→ **Passage to read**:

--- Start ---

Observe that \begin{align*} \sqrt{n^2 + n} - n &= \frac{ n^2 + n - n^2 }{ \sqrt{n^2 + n} + n } \\ &= \frac{ 1 }{ \frac{\sqrt{n^2 + n}}n + 1 } \\ &= \frac{ 1 }{ \sqrt{1 + \frac1n} + 1 } \\ \end{align*} so the limit as $$n\to\infty$$ is $$\frac12$$. $$\square$$

## Question A

Define $S := {\left\{ f(x,y): x\in X, y\in Y \right\}}.$ We show that $\inf_{x\in X} \inf_{y\in Y} f(x,y) = \inf S.$ We can see that $S_1 := \inf_{x\in X} (\inf_{y\in Y} f(x,y)) \geq \inf S.$ To show the reverse inequality, we show that for all $$x\in X, y\in Y$$, $$f(x,y) \geq S_1$$, this is true because $f(x,y) \geq \inf_{y'\in Y} f(x,y') \geq \inf_{x'\in X} \inf_{y'\in Y} f(x',y') = S_1.$ A similar argument proves $$S = S_2 := \inf_{y\in Y}\inf_{x\in X} f(x,y)$$. $$\square$$

In general we cannot interchange the order of $$\liminf_{m\to\infty}$$ and $$\liminf_{n\to\infty}$$. If the limit exists, then $$\liminf$$ and limit are equal, so a counterexample similar to the tutorial question, like $$\left(1/n\right)^{1/m}$$ can be applied.

## Question B

Given a real sequence $$(x_n)_{n\in\mathbb{N}}$$. Suppose $$x = \liminf_{n\to\infty} x_n$$. By definition, $$x = \inf E$$ where $$E$$ is the set of subsequential limits. Since $$E$$ is closed we see that $$x$$ is also a subsequential limit of $$(x_n)_{n\in\mathbb{N}}$$. Now let $$\varepsilon>0$$, we want to show that there exists $$N$$ such that for all $$n>N$$, $$x_n > x - \varepsilon$$. Suppose not, then we have a number $$\varepsilon_0 > 0$$ such that for all $$N$$, there exists $$n>N$$ such that $$x_n \leq x - \varepsilon_0$$. This property will allow us to create a subsequence bounded above by $$x -\varepsilon_0$$, which contradicts the definition.

--- End ---

→ **Problem to work on**: Write the next part of the worked solutions on infima and limits inferior, beginning right after the sentence ending "which contradicts the definition."

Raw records

--- Start ---

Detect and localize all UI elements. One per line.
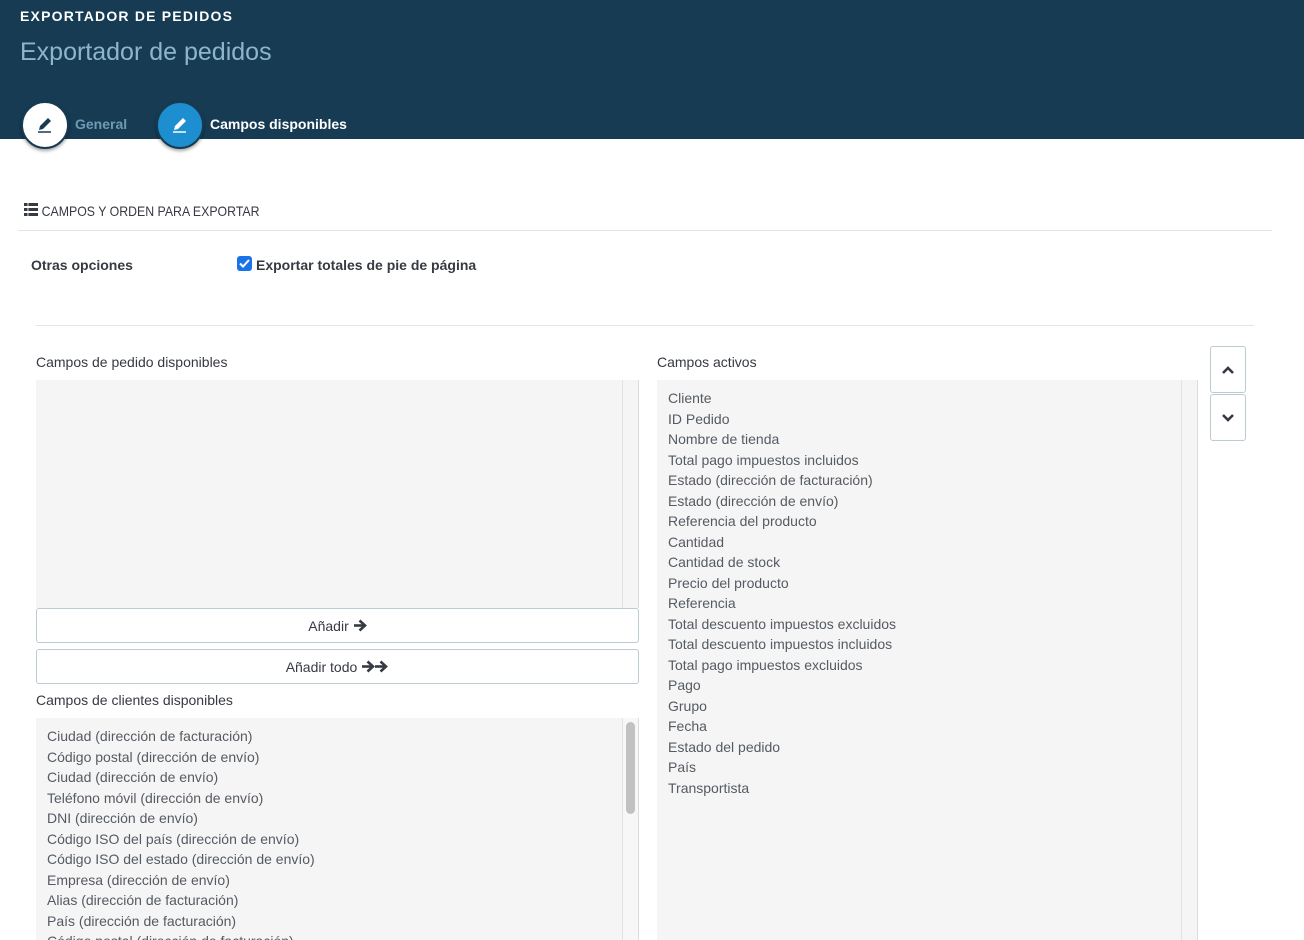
- add-button-label: Añadir: [308, 617, 349, 634]
- check-icon: [239, 259, 250, 268]
- list-item[interactable]: Fecha: [668, 716, 1197, 737]
- list-item[interactable]: Referencia del producto: [668, 511, 1197, 532]
- move-down-button[interactable]: [1210, 394, 1246, 441]
- scrollbar-thumb[interactable]: [626, 722, 635, 814]
- page-title: Exportador de pedidos: [20, 38, 272, 66]
- scrollbar[interactable]: [622, 380, 638, 608]
- list-item[interactable]: Cantidad: [668, 532, 1197, 553]
- divider: [36, 325, 1254, 326]
- tab-label: General: [75, 116, 128, 132]
- section-title: CAMPOS Y ORDEN PARA EXPORTAR: [24, 203, 260, 219]
- list-item[interactable]: Código ISO del país (dirección de envío): [47, 829, 638, 850]
- list-item[interactable]: Pago: [668, 675, 1197, 696]
- available-customer-fields-list[interactable]: Ciudad (dirección de facturación) Código …: [36, 718, 639, 940]
- list-item[interactable]: Ciudad (dirección de facturación): [47, 726, 638, 747]
- list-item[interactable]: Alias (dirección de facturación): [47, 890, 638, 911]
- list-item[interactable]: País: [668, 757, 1197, 778]
- list-item[interactable]: Transportista: [668, 778, 1197, 799]
- list-item[interactable]: Código ISO del estado (dirección de enví…: [47, 849, 638, 870]
- active-fields-title: Campos activos: [657, 354, 757, 370]
- list-item[interactable]: Nombre de tienda: [668, 429, 1197, 450]
- add-button[interactable]: Añadir: [36, 608, 639, 643]
- list-item[interactable]: Código postal (dirección de envío): [47, 747, 638, 768]
- pencil-icon: [156, 101, 204, 149]
- list-item[interactable]: Cliente: [668, 388, 1197, 409]
- list-item[interactable]: Estado (dirección de facturación): [668, 470, 1197, 491]
- other-options-label: Otras opciones: [31, 257, 133, 273]
- list-item[interactable]: Total descuento impuestos excluidos: [668, 614, 1197, 635]
- breadcrumb: EXPORTADOR DE PEDIDOS: [20, 8, 234, 24]
- list-item[interactable]: Ciudad (dirección de envío): [47, 767, 638, 788]
- arrow-right-icon: [353, 619, 367, 632]
- divider: [18, 230, 1272, 231]
- list-item[interactable]: Grupo: [668, 696, 1197, 717]
- list-item[interactable]: Total pago impuestos excluidos: [668, 655, 1197, 676]
- chevron-up-icon: [1222, 365, 1234, 374]
- list-item[interactable]: Cantidad de stock: [668, 552, 1197, 573]
- list-item[interactable]: Precio del producto: [668, 573, 1197, 594]
- pencil-icon: [21, 101, 69, 149]
- tab-campos-disponibles[interactable]: Campos disponibles: [156, 101, 347, 149]
- list-item[interactable]: Estado del pedido: [668, 737, 1197, 758]
- list-item[interactable]: Total pago impuestos incluidos: [668, 450, 1197, 471]
- chevron-down-icon: [1222, 413, 1234, 422]
- list-icon: [24, 203, 39, 219]
- scrollbar[interactable]: [622, 718, 638, 940]
- export-footer-totals-label[interactable]: Exportar totales de pie de página: [256, 257, 476, 273]
- list-item[interactable]: Código postal (dirección de facturación): [47, 931, 638, 940]
- list-item[interactable]: Estado (dirección de envío): [668, 491, 1197, 512]
- list-item[interactable]: DNI (dirección de envío): [47, 808, 638, 829]
- double-arrow-right-icon: [361, 660, 389, 673]
- available-customer-fields-title: Campos de clientes disponibles: [36, 692, 233, 708]
- active-fields-list[interactable]: Cliente ID Pedido Nombre de tienda Total pa…: [657, 380, 1198, 940]
- add-all-button-label: Añadir todo: [285, 658, 358, 675]
- add-all-button[interactable]: Añadir todo: [36, 649, 639, 684]
- list-item[interactable]: Referencia: [668, 593, 1197, 614]
- page-header: EXPORTADOR DE PEDIDOS Exportador de pedi…: [0, 0, 1304, 149]
- list-item[interactable]: Empresa (dirección de envío): [47, 870, 638, 891]
- available-order-fields-title: Campos de pedido disponibles: [36, 354, 228, 370]
- available-order-fields-list[interactable]: [36, 380, 639, 608]
- move-up-button[interactable]: [1210, 346, 1246, 393]
- list-item[interactable]: ID Pedido: [668, 409, 1197, 430]
- list-item[interactable]: País (dirección de facturación): [47, 911, 638, 932]
- list-item[interactable]: Teléfono móvil (dirección de envío): [47, 788, 638, 809]
- list-item[interactable]: Total descuento impuestos incluidos: [668, 634, 1197, 655]
- scrollbar[interactable]: [1181, 380, 1197, 940]
- tab-label: Campos disponibles: [210, 116, 347, 132]
- tab-general[interactable]: General: [21, 101, 127, 149]
- section-title-text: CAMPOS Y ORDEN PARA EXPORTAR: [41, 203, 260, 219]
- export-footer-totals-checkbox[interactable]: [237, 256, 252, 271]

--- End ---

→ **Output**:
Conversely suppose $$x$$ is a subsequential limit of $$(x_n)_{n\in\mathbb{N}}$$ and it has the property $\forall\varepsilon>0.~ \exists N\in\mathbb{N}.~ \forall n > N.~ x_n > x - \varepsilon.$ We want to show that $$x = \inf E$$. Since $$x\in E$$ already we just have to show that there cannot be an $$x' < x$$ with $$x' \in E$$. Suppose not, so we have a subsequence $$n_1 < n_2 < \dots$$ such that $$(x_{n_i})_{i\in\mathbb{N}} \to x'$$. Because it converges, we can just consider the tail of the subsequence, so without loss of generality $$\left\lvert x_{n_1} - x' \right\rvert < r$$ where $$r = (x - x')/2$$. Now we see that the property of $$x$$ is violated, consider the number $$r$$, for all $$N > n_1$$, we can find the next term in the subsequence $$x_{n_k}$$ where $$n_k > N$$ and $\left\lvert x_{n_k} - x' \right\rvert < r$ so in particular $x_{n_k} - x' < (x - x')/2$ so $$x_{n_k} < (x + x')/2 = x - r$$ which is a contradiction. $$\square$$

## Question C

Suppose $$(x_n)_{n\in\mathbb{N}}\to x$$, where $$x \in \overline{\mathbb{R}}$$. Case $$x = \infty$$, We want to show that $$(y_n) \to \infty$$. Fix any real $$M>0$$, there is a $$N\in\mathbb{N}$$ such that $n > N \implies x_n \geq 4M.$ Now we consider the sequence $z_n = \frac\alpha{n} \text{ where } \alpha = x_1 + \dots + x_N$ which clearly converges to $$0$$. By convergence let $$L\in\mathbb{N}$$ such that $n > L \implies \left\lvert z_n \right\rvert < M$

So for all sufficiently large $$n$$ ($$n > \max(2N, L)$$), we have \begin{align*} y_n &= \frac{x_1 + x_2 + \dots + x_n}{n} \\ &= \frac{x_1 + \dots + x_N}{n} + \frac{x_{N+1} + \dots + x_n}{n} \\ &\geq \frac{x_1 + \dots + x_N}{n} + \frac{(n-N)(4M)}{n} \\ &\geq \frac{x_1 + \dots + x_N}{n} + \frac{n(4M)}{2} \\ &= \frac{x_1 + \dots + x_N}{n} + 2nM \\ &> -M + 2nM = (2n-1)M \geq M \end{align*} The case where $$x = -\infty$$ is symmetric but similar.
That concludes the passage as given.